__Source records__.
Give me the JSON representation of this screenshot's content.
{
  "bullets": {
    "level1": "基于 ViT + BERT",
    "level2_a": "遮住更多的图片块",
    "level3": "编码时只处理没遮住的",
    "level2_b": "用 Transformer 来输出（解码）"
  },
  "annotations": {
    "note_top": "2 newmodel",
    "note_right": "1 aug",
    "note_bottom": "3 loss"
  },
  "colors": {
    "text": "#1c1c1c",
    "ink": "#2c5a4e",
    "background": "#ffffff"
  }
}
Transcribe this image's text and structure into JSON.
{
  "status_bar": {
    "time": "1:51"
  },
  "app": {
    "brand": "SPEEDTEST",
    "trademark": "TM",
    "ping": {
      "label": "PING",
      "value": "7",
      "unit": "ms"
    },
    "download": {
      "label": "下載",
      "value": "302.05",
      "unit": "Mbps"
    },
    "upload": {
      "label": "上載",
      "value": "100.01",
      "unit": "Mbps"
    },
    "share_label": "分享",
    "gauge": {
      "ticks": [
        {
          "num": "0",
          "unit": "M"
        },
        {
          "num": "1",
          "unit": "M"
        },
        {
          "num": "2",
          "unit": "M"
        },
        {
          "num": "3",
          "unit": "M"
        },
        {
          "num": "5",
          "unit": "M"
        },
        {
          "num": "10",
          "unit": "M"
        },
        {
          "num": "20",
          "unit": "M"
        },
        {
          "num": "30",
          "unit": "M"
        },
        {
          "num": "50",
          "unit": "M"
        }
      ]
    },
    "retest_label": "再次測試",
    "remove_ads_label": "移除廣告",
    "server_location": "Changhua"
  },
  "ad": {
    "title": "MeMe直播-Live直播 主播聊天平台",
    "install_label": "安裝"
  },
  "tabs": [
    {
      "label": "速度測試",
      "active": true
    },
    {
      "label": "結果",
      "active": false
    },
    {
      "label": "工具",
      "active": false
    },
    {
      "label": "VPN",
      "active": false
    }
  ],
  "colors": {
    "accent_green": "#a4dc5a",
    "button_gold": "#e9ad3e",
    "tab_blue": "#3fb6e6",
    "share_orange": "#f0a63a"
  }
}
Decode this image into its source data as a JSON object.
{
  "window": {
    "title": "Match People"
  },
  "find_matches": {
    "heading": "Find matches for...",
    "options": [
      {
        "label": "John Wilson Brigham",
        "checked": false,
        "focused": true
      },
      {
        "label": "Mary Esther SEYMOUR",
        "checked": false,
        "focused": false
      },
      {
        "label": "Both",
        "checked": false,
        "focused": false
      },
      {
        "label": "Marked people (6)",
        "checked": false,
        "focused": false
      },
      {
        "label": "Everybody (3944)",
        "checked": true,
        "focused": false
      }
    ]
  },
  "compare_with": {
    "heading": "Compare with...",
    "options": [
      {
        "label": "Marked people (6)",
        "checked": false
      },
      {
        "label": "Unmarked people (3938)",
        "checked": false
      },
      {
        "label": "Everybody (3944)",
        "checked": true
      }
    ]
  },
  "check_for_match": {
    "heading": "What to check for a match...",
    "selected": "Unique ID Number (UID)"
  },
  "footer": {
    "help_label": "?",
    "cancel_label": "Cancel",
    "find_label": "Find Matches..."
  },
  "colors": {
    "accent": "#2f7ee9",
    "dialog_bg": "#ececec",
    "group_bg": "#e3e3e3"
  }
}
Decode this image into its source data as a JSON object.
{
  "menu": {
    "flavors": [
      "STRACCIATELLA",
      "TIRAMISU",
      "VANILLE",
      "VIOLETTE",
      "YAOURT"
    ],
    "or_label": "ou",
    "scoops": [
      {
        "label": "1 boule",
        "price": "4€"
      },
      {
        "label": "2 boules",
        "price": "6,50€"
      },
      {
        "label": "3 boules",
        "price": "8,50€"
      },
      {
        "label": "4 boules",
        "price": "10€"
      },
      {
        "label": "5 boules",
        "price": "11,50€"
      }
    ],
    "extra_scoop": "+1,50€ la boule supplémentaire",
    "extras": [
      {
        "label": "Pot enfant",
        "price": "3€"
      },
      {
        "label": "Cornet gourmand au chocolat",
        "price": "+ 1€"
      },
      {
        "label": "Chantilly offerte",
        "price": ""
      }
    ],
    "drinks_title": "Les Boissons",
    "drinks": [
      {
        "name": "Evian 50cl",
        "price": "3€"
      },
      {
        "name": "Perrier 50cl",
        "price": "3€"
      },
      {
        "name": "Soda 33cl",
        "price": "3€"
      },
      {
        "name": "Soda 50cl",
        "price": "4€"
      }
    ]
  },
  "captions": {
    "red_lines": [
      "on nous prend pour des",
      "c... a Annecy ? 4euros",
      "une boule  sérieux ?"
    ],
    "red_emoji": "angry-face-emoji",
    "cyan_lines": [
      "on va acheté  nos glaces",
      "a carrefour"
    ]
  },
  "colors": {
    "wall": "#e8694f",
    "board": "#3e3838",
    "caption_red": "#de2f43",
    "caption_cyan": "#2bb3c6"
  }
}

__Description of the task__.
Retype all of the material, keeping each line exact.

__Answer__.
Give me the JSON representation of this screenshot's content.
{
  "bullets": {
    "level1": "基于 ViT + BERT",
    "level2_a": "遮住更多的图片块",
    "level3": "编码时只处理没遮住的",
    "level2_b": "用 Transformer 来输出（解码）"
  },
  "annotations": {
    "note_top": "2 newmodel",
    "note_right": "1 aug",
    "note_bottom": "3 loss"
  },
  "colors": {
    "text": "#1c1c1c",
    "ink": "#2c5a4e",
    "background": "#ffffff"
  }
}
Transcribe this image's text and structure into JSON.
{
  "status_bar": {
    "time": "1:51"
  },
  "app": {
    "brand": "SPEEDTEST",
    "trademark": "TM",
    "ping": {
      "label": "PING",
      "value": "7",
      "unit": "ms"
    },
    "download": {
      "label": "下載",
      "value": "302.05",
      "unit": "Mbps"
    },
    "upload": {
      "label": "上載",
      "value": "100.01",
      "unit": "Mbps"
    },
    "share_label": "分享",
    "gauge": {
      "ticks": [
        {
          "num": "0",
          "unit": "M"
        },
        {
          "num": "1",
          "unit": "M"
        },
        {
          "num": "2",
          "unit": "M"
        },
        {
          "num": "3",
          "unit": "M"
        },
        {
          "num": "5",
          "unit": "M"
        },
        {
          "num": "10",
          "unit": "M"
        },
        {
          "num": "20",
          "unit": "M"
        },
        {
          "num": "30",
          "unit": "M"
        },
        {
          "num": "50",
          "unit": "M"
        }
      ]
    },
    "retest_label": "再次測試",
    "remove_ads_label": "移除廣告",
    "server_location": "Changhua"
  },
  "ad": {
    "title": "MeMe直播-Live直播 主播聊天平台",
    "install_label": "安裝"
  },
  "tabs": [
    {
      "label": "速度測試",
      "active": true
    },
    {
      "label": "結果",
      "active": false
    },
    {
      "label": "工具",
      "active": false
    },
    {
      "label": "VPN",
      "active": false
    }
  ],
  "colors": {
    "accent_green": "#a4dc5a",
    "button_gold": "#e9ad3e",
    "tab_blue": "#3fb6e6",
    "share_orange": "#f0a63a"
  }
}
Decode this image into its source data as a JSON object.
{
  "window": {
    "title": "Match People"
  },
  "find_matches": {
    "heading": "Find matches for...",
    "options": [
      {
        "label": "John Wilson Brigham",
        "checked": false,
        "focused": true
      },
      {
        "label": "Mary Esther SEYMOUR",
        "checked": false,
        "focused": false
      },
      {
        "label": "Both",
        "checked": false,
        "focused": false
      },
      {
        "label": "Marked people (6)",
        "checked": false,
        "focused": false
      },
      {
        "label": "Everybody (3944)",
        "checked": true,
        "focused": false
      }
    ]
  },
  "compare_with": {
    "heading": "Compare with...",
    "options": [
      {
        "label": "Marked people (6)",
        "checked": false
      },
      {
        "label": "Unmarked people (3938)",
        "checked": false
      },
      {
        "label": "Everybody (3944)",
        "checked": true
      }
    ]
  },
  "check_for_match": {
    "heading": "What to check for a match...",
    "selected": "Unique ID Number (UID)"
  },
  "footer": {
    "help_label": "?",
    "cancel_label": "Cancel",
    "find_label": "Find Matches..."
  },
  "colors": {
    "accent": "#2f7ee9",
    "dialog_bg": "#ececec",
    "group_bg": "#e3e3e3"
  }
}
Decode this image into its source data as a JSON object.
{
  "menu": {
    "flavors": [
      "STRACCIATELLA",
      "TIRAMISU",
      "VANILLE",
      "VIOLETTE",
      "YAOURT"
    ],
    "or_label": "ou",
    "scoops": [
      {
        "label": "1 boule",
        "price": "4€"
      },
      {
        "label": "2 boules",
        "price": "6,50€"
      },
      {
        "label": "3 boules",
        "price": "8,50€"
      },
      {
        "label": "4 boules",
        "price": "10€"
      },
      {
        "label": "5 boules",
        "price": "11,50€"
      }
    ],
    "extra_scoop": "+1,50€ la boule supplémentaire",
    "extras": [
      {
        "label": "Pot enfant",
        "price": "3€"
      },
      {
        "label": "Cornet gourmand au chocolat",
        "price": "+ 1€"
      },
      {
        "label": "Chantilly offerte",
        "price": ""
      }
    ],
    "drinks_title": "Les Boissons",
    "drinks": [
      {
        "name": "Evian 50cl",
        "price": "3€"
      },
      {
        "name": "Perrier 50cl",
        "price": "3€"
      },
      {
        "name": "Soda 33cl",
        "price": "3€"
      },
      {
        "name": "Soda 50cl",
        "price": "4€"
      }
    ]
  },
  "captions": {
    "red_lines": [
      "on nous prend pour des",
      "c... a Annecy ? 4euros",
      "une boule  sérieux ?"
    ],
    "red_emoji": "angry-face-emoji",
    "cyan_lines": [
      "on va acheté  nos glaces",
      "a carrefour"
    ]
  },
  "colors": {
    "wall": "#e8694f",
    "board": "#3e3838",
    "caption_red": "#de2f43",
    "caption_cyan": "#2bb3c6"
  }
}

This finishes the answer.